▶ Direction: Write out all the entries word for word and omit any pictures.

══ Data in this exercise

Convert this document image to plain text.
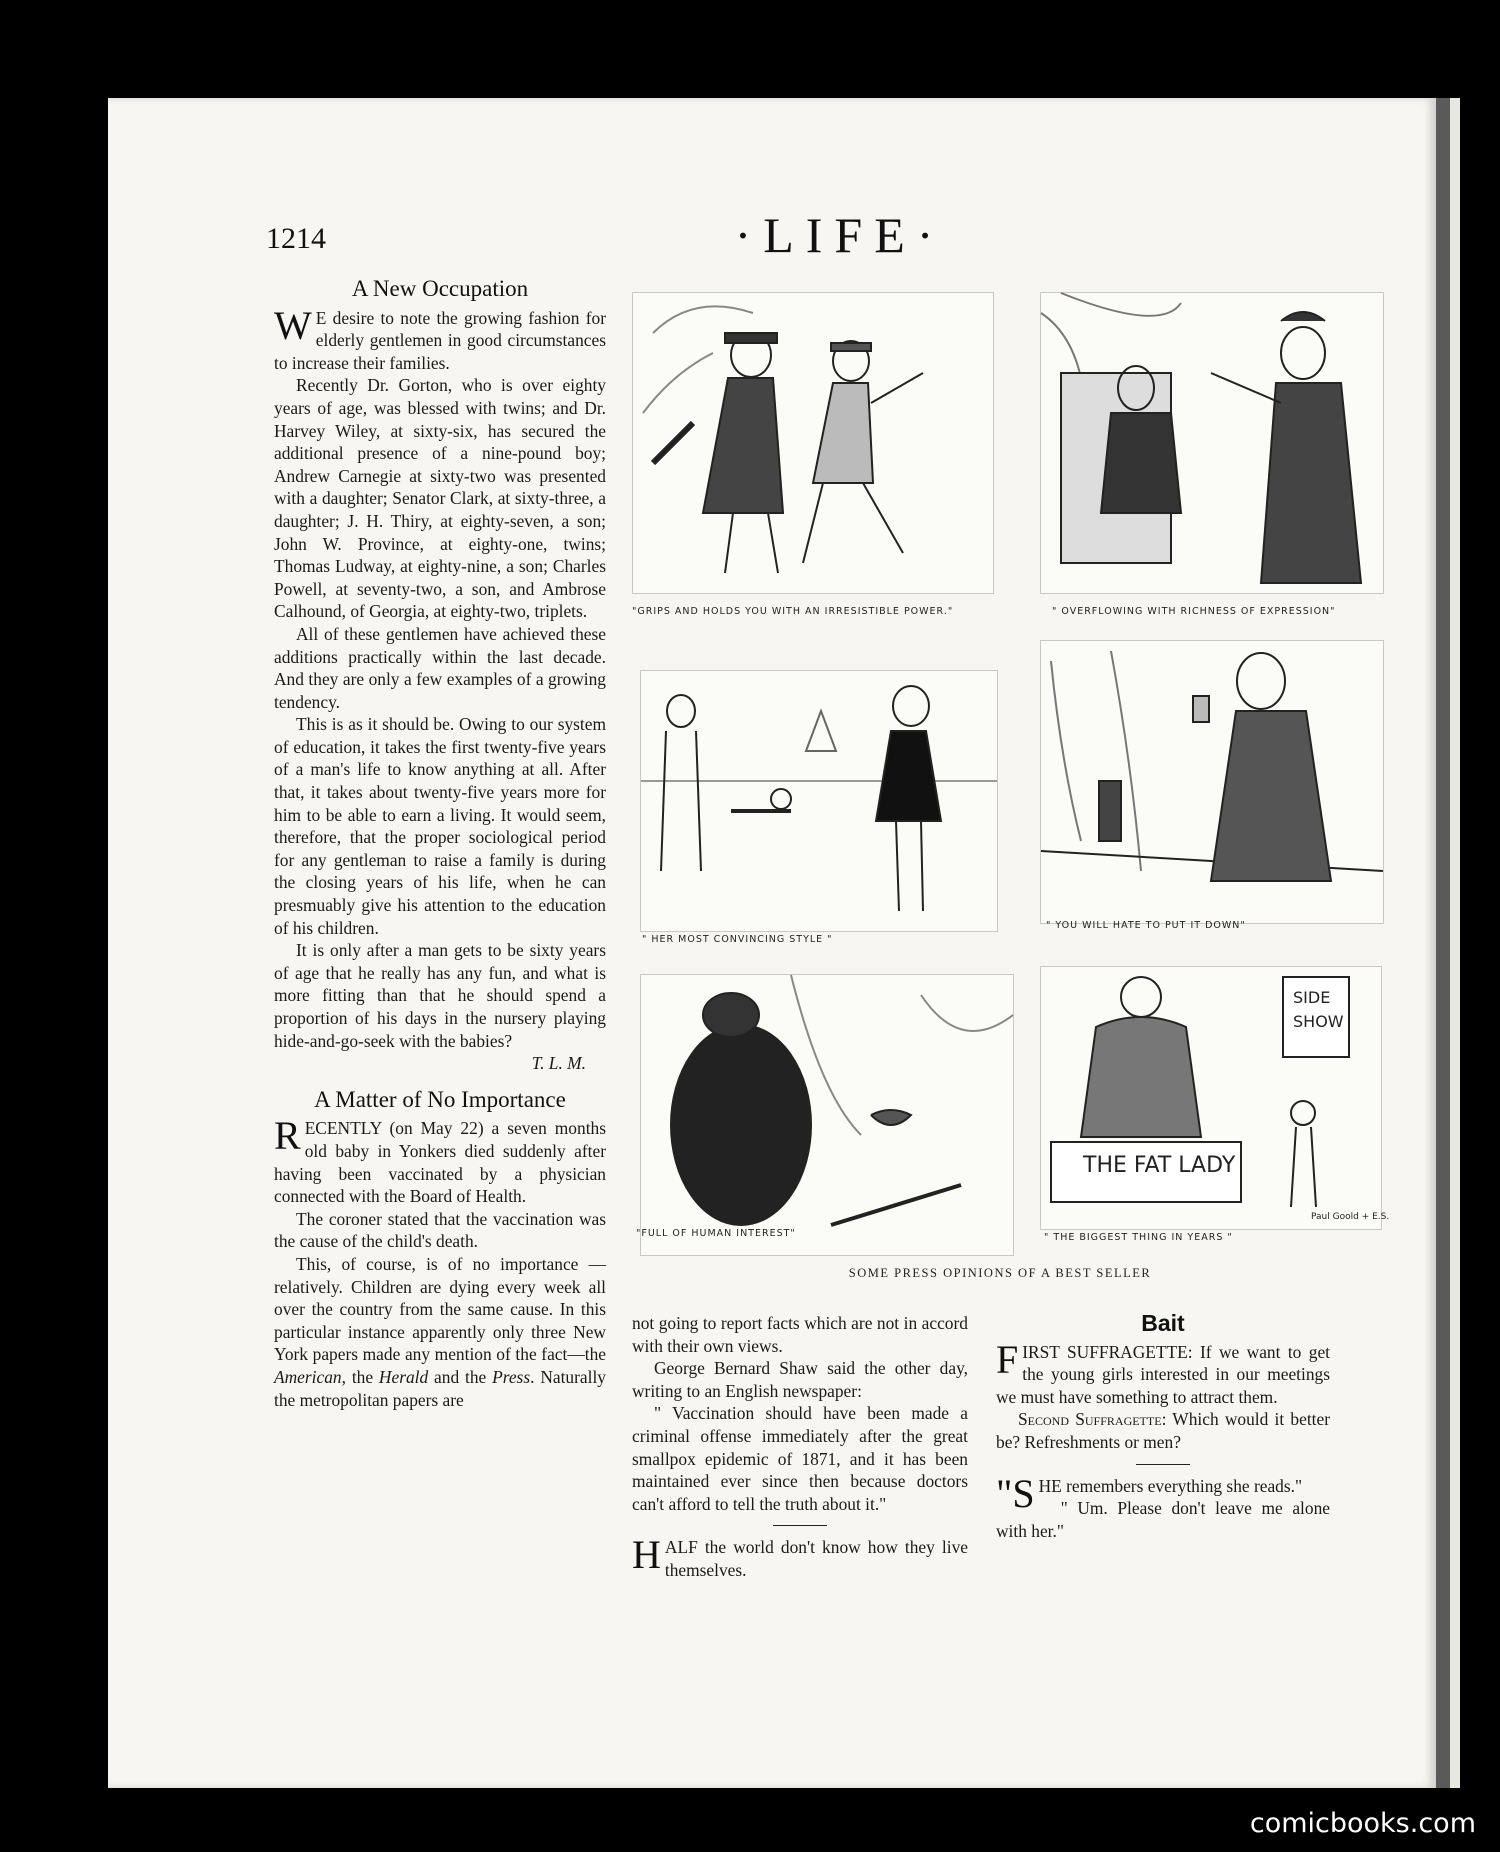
1214	·LIFE·
A New Occupation

W E desire to note the growing fashion for elderly gentlemen in good circumstances to increase their families.

Recently Dr. Gorton, who is over eighty years of age, was blessed with twins; and Dr. Harvey Wiley, at sixty-six, has secured the additional presence of a nine-pound boy; Andrew Carnegie at sixty-two was presented with a daughter; Senator Clark, at sixty-three, a daughter; J. H. Thiry, at eighty-seven, a son; John W. Province, at eighty-one, twins; Thomas Ludway, at eighty-nine, a son; Charles Powell, at seventy-two, a son, and Ambrose Calhound, of Georgia, at eighty-two, triplets.

All of these gentlemen have achieved these additions practically within the last decade. And they are only a few examples of a growing tendency.

This is as it should be. Owing to our system of education, it takes the first twenty-five years of a man's life to know anything at all. After that, it takes about twenty-five years more for him to be able to earn a living. It would seem, therefore, that the proper sociological period for any gentleman to raise a family is during the closing years of his life, when he can presmuably give his attention to the education of his children.

It is only after a man gets to be sixty years of age that he really has any fun, and what is more fitting than that he should spend a proportion of his days in the nursery playing hide-and-go-seek with the babies?

T. L. M.
A Matter of No Importance

RECENTLY (on May 22) a seven months old baby in Yonkers died suddenly after having been vaccinated by a physician connected with the Board of Health.

The coroner stated that the vaccination was the cause of the child's death.

This, of course, is of no importance —relatively. Children are dying every week all over the country from the same cause. In this particular instance apparently only three New York papers made any mention of the fact—the American, the Herald and the Press. Naturally the metropolitan papers are

not going to report facts which are not in accord with their own views.

George Bernard Shaw said the other day, writing to an English newspaper:

" Vaccination should have been made a criminal offense immediately after the great smallpox epidemic of 1871, and it has been maintained ever since then because doctors can't afford to tell the truth about it."

HALF the world don't know how they live themselves.

Bait

FIRST SUFFRAGETTE: If we want to get the young girls interested in our meetings we must have something to attract them.

Second Suffragette: Which would it better be? Refreshments or men?

"SHE remembers everything she reads."

" Um. Please don't leave me alone with her."

"GRIPS AND HOLDS YOU WITH AN IRRESISTIBLE POWER."	" OVERFLOWING WITH RICHNESS OF EXPRESSION"
" HER MOST CONVINCING STYLE "
" YOU WILL HATE TO PUT IT DOWN"
"FULL OF HUMAN INTEREST"
THE FAT LADY
SIDE
SHOW
Paul Goold + E.S.
" THE BIGGEST THING IN YEARS "
SOME PRESS OPINIONS OF A BEST SELLER
comicbooks.com
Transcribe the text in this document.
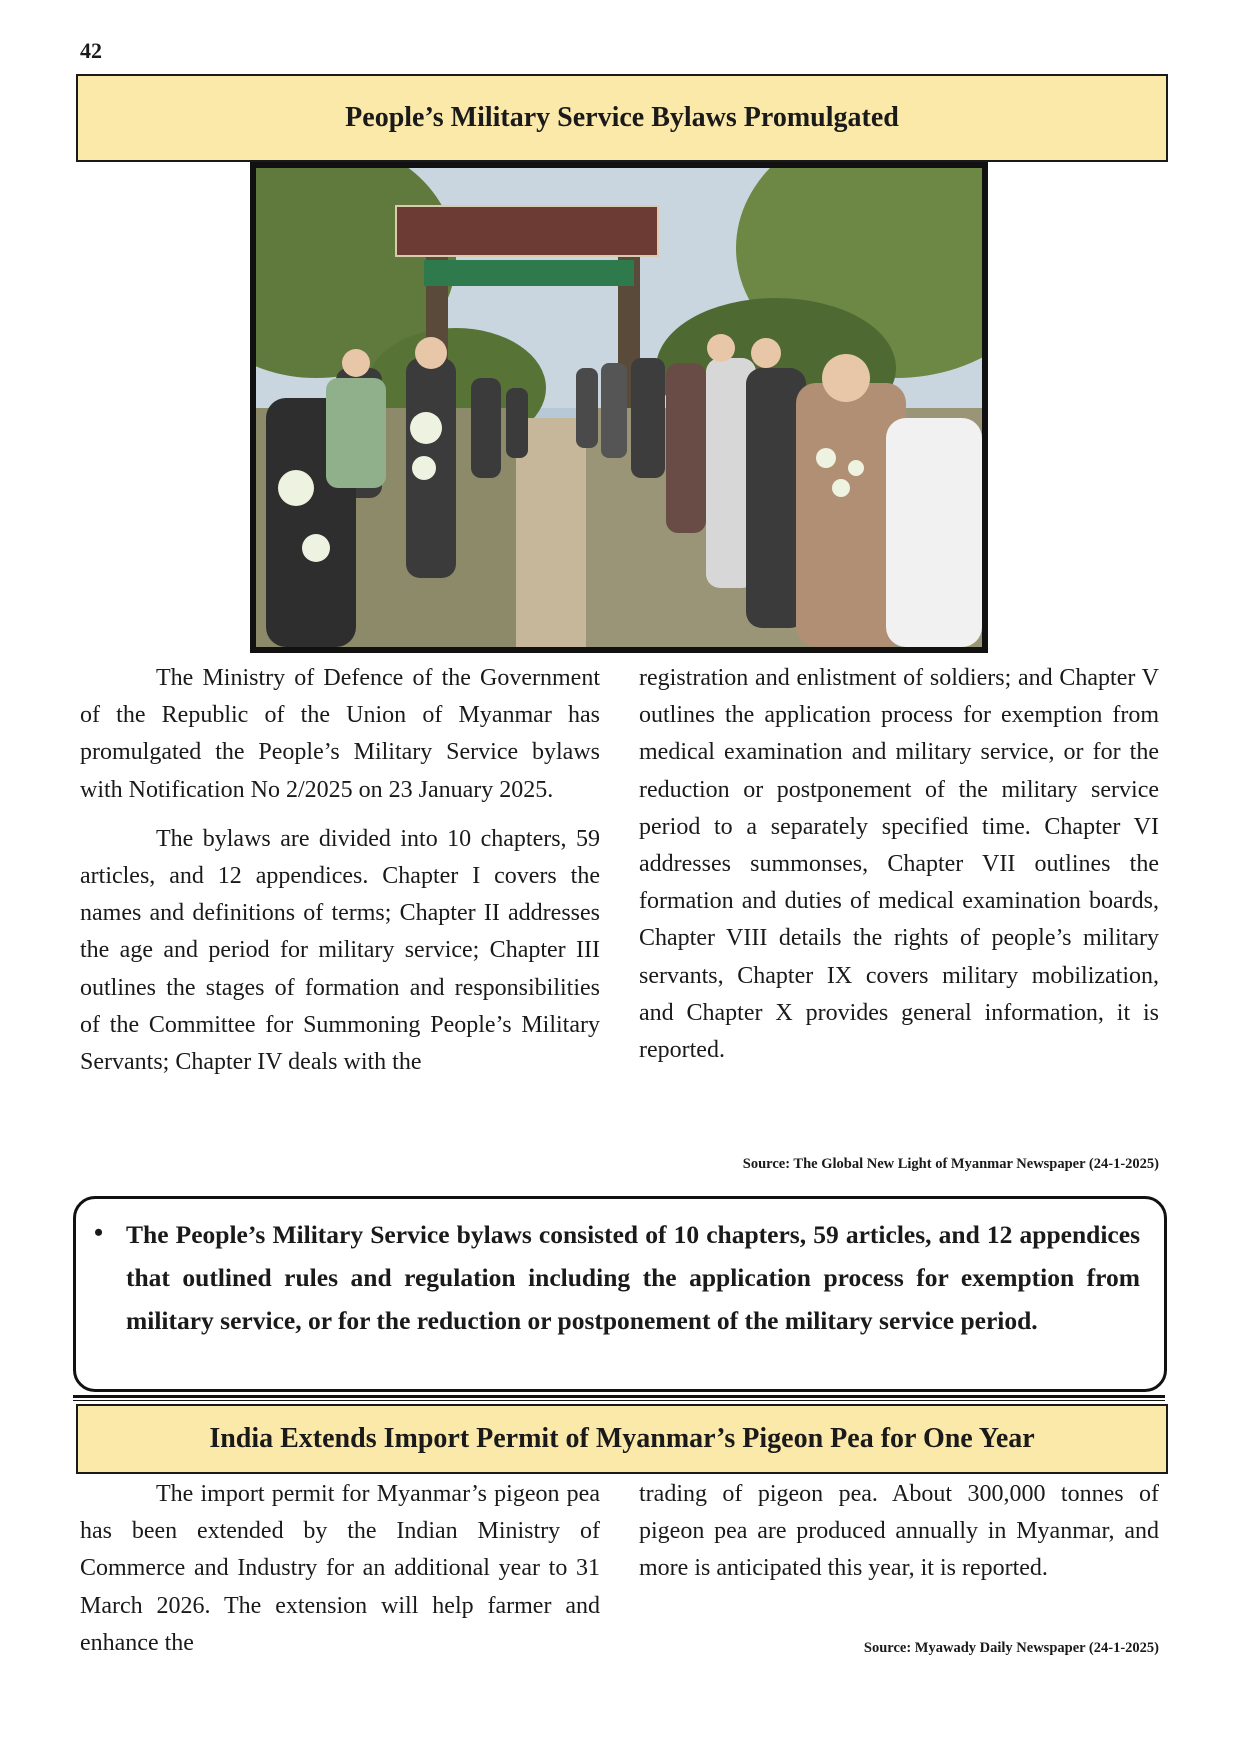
42
People’s Military Service Bylaws Promulgated

The Ministry of Defence of the Government of the Republic of the Union of Myanmar has promulgated the People’s Military Service bylaws with Notification No 2/2025 on 23 January 2025.

The bylaws are divided into 10 chapters, 59 articles, and 12 appendices. Chapter I covers the names and definitions of terms; Chapter II addresses the age and period for military service; Chapter III outlines the stages of formation and responsibilities of the Committee for Summoning People’s Military Servants; Chapter IV deals with the

registration and enlistment of soldiers; and Chapter V outlines the application process for exemption from medical examination and military service, or for the reduction or postponement of the military service period to a separately specified time. Chapter VI addresses summonses, Chapter VII outlines the formation and duties of medical examination boards, Chapter VIII details the rights of people’s military servants, Chapter IX covers military mobilization, and Chapter X provides general information, it is reported.

Source: The Global New Light of Myanmar Newspaper (24-1-2025)
• The People’s Military Service bylaws consisted of 10 chapters, 59 articles, and 12 appendices that outlined rules and regulation including the application process for exemption from military service, or for the reduction or postponement of the military service period.
India Extends Import Permit of Myanmar’s Pigeon Pea for One Year

The import permit for Myanmar’s pigeon pea has been extended by the Indian Ministry of Commerce and Industry for an additional year to 31 March 2026. The extension will help farmer and enhance the

trading of pigeon pea. About 300,000 tonnes of pigeon pea are produced annually in Myanmar, and more is anticipated this year, it is reported.

Source: Myawady Daily Newspaper (24-1-2025)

════

▶ Result of this task:
Convert this document image to plain text.
1214	·LIFE·
A New Occupation

W E desire to note the growing fashion for elderly gentlemen in good circumstances to increase their families.

Recently Dr. Gorton, who is over eighty years of age, was blessed with twins; and Dr. Harvey Wiley, at sixty-six, has secured the additional presence of a nine-pound boy; Andrew Carnegie at sixty-two was presented with a daughter; Senator Clark, at sixty-three, a daughter; J. H. Thiry, at eighty-seven, a son; John W. Province, at eighty-one, twins; Thomas Ludway, at eighty-nine, a son; Charles Powell, at seventy-two, a son, and Ambrose Calhound, of Georgia, at eighty-two, triplets.

All of these gentlemen have achieved these additions practically within the last decade. And they are only a few examples of a growing tendency.

This is as it should be. Owing to our system of education, it takes the first twenty-five years of a man's life to know anything at all. After that, it takes about twenty-five years more for him to be able to earn a living. It would seem, therefore, that the proper sociological period for any gentleman to raise a family is during the closing years of his life, when he can presmuably give his attention to the education of his children.

It is only after a man gets to be sixty years of age that he really has any fun, and what is more fitting than that he should spend a proportion of his days in the nursery playing hide-and-go-seek with the babies?

T. L. M.
A Matter of No Importance

RECENTLY (on May 22) a seven months old baby in Yonkers died suddenly after having been vaccinated by a physician connected with the Board of Health.

The coroner stated that the vaccination was the cause of the child's death.

This, of course, is of no importance —relatively. Children are dying every week all over the country from the same cause. In this particular instance apparently only three New York papers made any mention of the fact—the American, the Herald and the Press. Naturally the metropolitan papers are

not going to report facts which are not in accord with their own views.

George Bernard Shaw said the other day, writing to an English newspaper:

" Vaccination should have been made a criminal offense immediately after the great smallpox epidemic of 1871, and it has been maintained ever since then because doctors can't afford to tell the truth about it."

HALF the world don't know how they live themselves.

Bait

FIRST SUFFRAGETTE: If we want to get the young girls interested in our meetings we must have something to attract them.

Second Suffragette: Which would it better be? Refreshments or men?

"SHE remembers everything she reads."

" Um. Please don't leave me alone with her."

"GRIPS AND HOLDS YOU WITH AN IRRESISTIBLE POWER."	" OVERFLOWING WITH RICHNESS OF EXPRESSION"
" HER MOST CONVINCING STYLE "
" YOU WILL HATE TO PUT IT DOWN"
"FULL OF HUMAN INTEREST"
THE FAT LADY
SIDE
SHOW
Paul Goold + E.S.
" THE BIGGEST THING IN YEARS "
SOME PRESS OPINIONS OF A BEST SELLER
comicbooks.com
Transcribe the text in this document.
42
People’s Military Service Bylaws Promulgated

The Ministry of Defence of the Government of the Republic of the Union of Myanmar has promulgated the People’s Military Service bylaws with Notification No 2/2025 on 23 January 2025.

The bylaws are divided into 10 chapters, 59 articles, and 12 appendices. Chapter I covers the names and definitions of terms; Chapter II addresses the age and period for military service; Chapter III outlines the stages of formation and responsibilities of the Committee for Summoning People’s Military Servants; Chapter IV deals with the

registration and enlistment of soldiers; and Chapter V outlines the application process for exemption from medical examination and military service, or for the reduction or postponement of the military service period to a separately specified time. Chapter VI addresses summonses, Chapter VII outlines the formation and duties of medical examination boards, Chapter VIII details the rights of people’s military servants, Chapter IX covers military mobilization, and Chapter X provides general information, it is reported.

Source: The Global New Light of Myanmar Newspaper (24-1-2025)
• The People’s Military Service bylaws consisted of 10 chapters, 59 articles, and 12 appendices that outlined rules and regulation including the application process for exemption from military service, or for the reduction or postponement of the military service period.
India Extends Import Permit of Myanmar’s Pigeon Pea for One Year

The import permit for Myanmar’s pigeon pea has been extended by the Indian Ministry of Commerce and Industry for an additional year to 31 March 2026. The extension will help farmer and enhance the

trading of pigeon pea. About 300,000 tonnes of pigeon pea are produced annually in Myanmar, and more is anticipated this year, it is reported.

Source: Myawady Daily Newspaper (24-1-2025)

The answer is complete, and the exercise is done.